Your task: Reproduce all lines of the listing below in which the word "page" occurs.

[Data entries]
━━━━━━━━

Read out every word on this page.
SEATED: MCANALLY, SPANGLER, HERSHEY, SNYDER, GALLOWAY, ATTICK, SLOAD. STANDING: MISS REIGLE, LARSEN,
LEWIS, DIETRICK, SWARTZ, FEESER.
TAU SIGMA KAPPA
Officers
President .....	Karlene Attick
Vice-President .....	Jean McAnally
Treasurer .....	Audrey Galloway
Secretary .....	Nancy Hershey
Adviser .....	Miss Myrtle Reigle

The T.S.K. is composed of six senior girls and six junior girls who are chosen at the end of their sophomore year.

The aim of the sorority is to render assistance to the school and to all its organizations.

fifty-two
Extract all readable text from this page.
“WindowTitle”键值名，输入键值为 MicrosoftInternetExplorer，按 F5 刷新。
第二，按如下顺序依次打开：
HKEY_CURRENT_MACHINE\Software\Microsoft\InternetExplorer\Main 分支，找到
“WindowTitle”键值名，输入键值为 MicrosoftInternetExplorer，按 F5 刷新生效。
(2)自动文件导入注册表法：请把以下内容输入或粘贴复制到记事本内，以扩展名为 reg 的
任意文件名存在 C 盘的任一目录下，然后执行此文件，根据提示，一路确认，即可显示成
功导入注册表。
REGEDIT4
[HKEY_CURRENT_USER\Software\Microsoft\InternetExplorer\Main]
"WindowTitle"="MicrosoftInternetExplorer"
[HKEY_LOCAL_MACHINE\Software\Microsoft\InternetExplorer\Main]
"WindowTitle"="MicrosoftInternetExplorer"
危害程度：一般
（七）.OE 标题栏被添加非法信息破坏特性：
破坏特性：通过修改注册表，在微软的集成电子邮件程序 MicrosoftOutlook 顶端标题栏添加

━━━━━━━━

Full output:
Read out every word on this page.
Extract all readable text from this page.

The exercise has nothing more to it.